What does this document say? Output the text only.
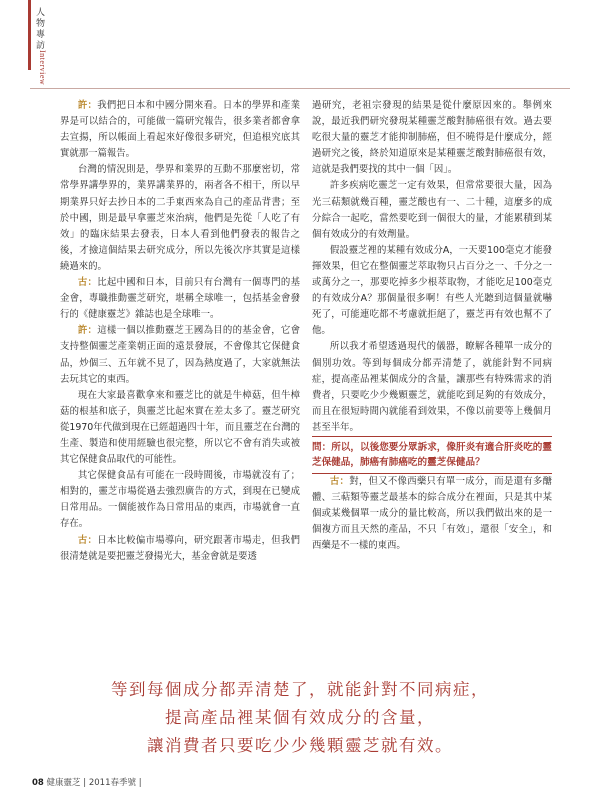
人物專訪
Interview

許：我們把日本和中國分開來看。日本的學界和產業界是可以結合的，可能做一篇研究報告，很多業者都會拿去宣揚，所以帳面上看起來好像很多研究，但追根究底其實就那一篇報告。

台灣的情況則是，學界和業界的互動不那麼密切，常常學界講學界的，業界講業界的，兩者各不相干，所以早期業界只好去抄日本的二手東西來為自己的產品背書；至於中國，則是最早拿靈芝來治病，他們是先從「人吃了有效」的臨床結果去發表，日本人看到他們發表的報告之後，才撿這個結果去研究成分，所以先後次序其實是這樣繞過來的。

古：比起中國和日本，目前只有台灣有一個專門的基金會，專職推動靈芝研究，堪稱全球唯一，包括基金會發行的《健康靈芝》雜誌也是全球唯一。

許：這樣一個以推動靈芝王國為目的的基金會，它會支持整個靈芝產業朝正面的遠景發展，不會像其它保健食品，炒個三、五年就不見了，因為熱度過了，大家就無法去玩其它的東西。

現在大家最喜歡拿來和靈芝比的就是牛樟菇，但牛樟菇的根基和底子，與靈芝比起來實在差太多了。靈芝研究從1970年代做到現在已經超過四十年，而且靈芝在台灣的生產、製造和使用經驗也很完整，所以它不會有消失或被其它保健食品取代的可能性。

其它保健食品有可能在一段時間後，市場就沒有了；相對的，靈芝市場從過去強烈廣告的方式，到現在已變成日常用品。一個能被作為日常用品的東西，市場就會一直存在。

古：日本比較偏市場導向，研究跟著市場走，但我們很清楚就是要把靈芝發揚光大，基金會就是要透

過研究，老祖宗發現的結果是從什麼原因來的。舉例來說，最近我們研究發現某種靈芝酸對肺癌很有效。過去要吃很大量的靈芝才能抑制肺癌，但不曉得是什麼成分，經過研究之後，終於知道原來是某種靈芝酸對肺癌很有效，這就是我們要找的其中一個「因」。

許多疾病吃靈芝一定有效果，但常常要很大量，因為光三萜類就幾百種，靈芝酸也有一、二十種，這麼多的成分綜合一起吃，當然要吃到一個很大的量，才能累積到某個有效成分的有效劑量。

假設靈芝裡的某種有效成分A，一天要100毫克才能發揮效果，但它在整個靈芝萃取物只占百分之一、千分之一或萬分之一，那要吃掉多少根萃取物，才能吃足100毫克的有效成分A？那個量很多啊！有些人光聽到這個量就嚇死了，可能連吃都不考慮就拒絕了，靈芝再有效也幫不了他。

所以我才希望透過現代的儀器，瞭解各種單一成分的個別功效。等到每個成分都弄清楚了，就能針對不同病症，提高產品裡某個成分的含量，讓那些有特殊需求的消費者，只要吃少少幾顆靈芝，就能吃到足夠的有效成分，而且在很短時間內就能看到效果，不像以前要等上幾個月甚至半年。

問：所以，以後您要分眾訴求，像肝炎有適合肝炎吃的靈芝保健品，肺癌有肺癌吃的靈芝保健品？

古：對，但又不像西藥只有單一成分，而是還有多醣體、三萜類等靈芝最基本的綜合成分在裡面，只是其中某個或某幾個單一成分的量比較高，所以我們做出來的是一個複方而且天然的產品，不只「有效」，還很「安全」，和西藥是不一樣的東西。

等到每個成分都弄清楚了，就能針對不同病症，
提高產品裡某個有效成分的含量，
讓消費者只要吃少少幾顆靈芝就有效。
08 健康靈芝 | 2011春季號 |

☆ ☆ ☆

◆ The task:
Extract all the data above exactly, excluding every picture.

◆ Result of the task:
What does this document say? Output the text only.
人物專訪
Interview

許：我們把日本和中國分開來看。日本的學界和產業界是可以結合的，可能做一篇研究報告，很多業者都會拿去宣揚，所以帳面上看起來好像很多研究，但追根究底其實就那一篇報告。

台灣的情況則是，學界和業界的互動不那麼密切，常常學界講學界的，業界講業界的，兩者各不相干，所以早期業界只好去抄日本的二手東西來為自己的產品背書；至於中國，則是最早拿靈芝來治病，他們是先從「人吃了有效」的臨床結果去發表，日本人看到他們發表的報告之後，才撿這個結果去研究成分，所以先後次序其實是這樣繞過來的。

古：比起中國和日本，目前只有台灣有一個專門的基金會，專職推動靈芝研究，堪稱全球唯一，包括基金會發行的《健康靈芝》雜誌也是全球唯一。

許：這樣一個以推動靈芝王國為目的的基金會，它會支持整個靈芝產業朝正面的遠景發展，不會像其它保健食品，炒個三、五年就不見了，因為熱度過了，大家就無法去玩其它的東西。

現在大家最喜歡拿來和靈芝比的就是牛樟菇，但牛樟菇的根基和底子，與靈芝比起來實在差太多了。靈芝研究從1970年代做到現在已經超過四十年，而且靈芝在台灣的生產、製造和使用經驗也很完整，所以它不會有消失或被其它保健食品取代的可能性。

其它保健食品有可能在一段時間後，市場就沒有了；相對的，靈芝市場從過去強烈廣告的方式，到現在已變成日常用品。一個能被作為日常用品的東西，市場就會一直存在。

古：日本比較偏市場導向，研究跟著市場走，但我們很清楚就是要把靈芝發揚光大，基金會就是要透

過研究，老祖宗發現的結果是從什麼原因來的。舉例來說，最近我們研究發現某種靈芝酸對肺癌很有效。過去要吃很大量的靈芝才能抑制肺癌，但不曉得是什麼成分，經過研究之後，終於知道原來是某種靈芝酸對肺癌很有效，這就是我們要找的其中一個「因」。

許多疾病吃靈芝一定有效果，但常常要很大量，因為光三萜類就幾百種，靈芝酸也有一、二十種，這麼多的成分綜合一起吃，當然要吃到一個很大的量，才能累積到某個有效成分的有效劑量。

假設靈芝裡的某種有效成分A，一天要100毫克才能發揮效果，但它在整個靈芝萃取物只占百分之一、千分之一或萬分之一，那要吃掉多少根萃取物，才能吃足100毫克的有效成分A？那個量很多啊！有些人光聽到這個量就嚇死了，可能連吃都不考慮就拒絕了，靈芝再有效也幫不了他。

所以我才希望透過現代的儀器，瞭解各種單一成分的個別功效。等到每個成分都弄清楚了，就能針對不同病症，提高產品裡某個成分的含量，讓那些有特殊需求的消費者，只要吃少少幾顆靈芝，就能吃到足夠的有效成分，而且在很短時間內就能看到效果，不像以前要等上幾個月甚至半年。

問：所以，以後您要分眾訴求，像肝炎有適合肝炎吃的靈芝保健品，肺癌有肺癌吃的靈芝保健品？

古：對，但又不像西藥只有單一成分，而是還有多醣體、三萜類等靈芝最基本的綜合成分在裡面，只是其中某個或某幾個單一成分的量比較高，所以我們做出來的是一個複方而且天然的產品，不只「有效」，還很「安全」，和西藥是不一樣的東西。

等到每個成分都弄清楚了，就能針對不同病症，
提高產品裡某個有效成分的含量，
讓消費者只要吃少少幾顆靈芝就有效。
08 健康靈芝 | 2011春季號 |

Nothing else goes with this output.